Given problem: Return the listing word for word, as given.

Items:
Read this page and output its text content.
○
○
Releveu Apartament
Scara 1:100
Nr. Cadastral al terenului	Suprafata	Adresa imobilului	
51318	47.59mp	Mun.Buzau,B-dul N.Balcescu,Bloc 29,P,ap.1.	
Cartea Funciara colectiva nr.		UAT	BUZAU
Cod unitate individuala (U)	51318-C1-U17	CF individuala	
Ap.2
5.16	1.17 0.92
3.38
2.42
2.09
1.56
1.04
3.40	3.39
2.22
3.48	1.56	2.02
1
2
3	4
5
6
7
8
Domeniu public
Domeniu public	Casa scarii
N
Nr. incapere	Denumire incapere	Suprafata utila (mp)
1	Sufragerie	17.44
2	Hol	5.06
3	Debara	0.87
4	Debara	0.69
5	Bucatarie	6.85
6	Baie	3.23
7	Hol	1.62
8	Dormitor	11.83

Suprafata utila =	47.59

Solution below:
Read this page and output its text content.
○
○
Releveu Apartament
Scara 1:100
Nr. Cadastral al terenului	Suprafata	Adresa imobilului	
51318	47.59mp	Mun.Buzau,B-dul N.Balcescu,Bloc 29,P,ap.1.	
Cartea Funciara colectiva nr.		UAT	BUZAU
Cod unitate individuala (U)	51318-C1-U17	CF individuala	
Ap.2
5.16	1.17 0.92
3.38
2.42
2.09
1.56
1.04
3.40	3.39
2.22
3.48	1.56	2.02
1
2
3	4
5
6
7
8
Domeniu public
Domeniu public	Casa scarii
N
Nr. incapere	Denumire incapere	Suprafata utila (mp)
1	Sufragerie	17.44
2	Hol	5.06
3	Debara	0.87
4	Debara	0.69
5	Bucatarie	6.85
6	Baie	3.23
7	Hol	1.62
8	Dormitor	11.83

Suprafata utila =	47.59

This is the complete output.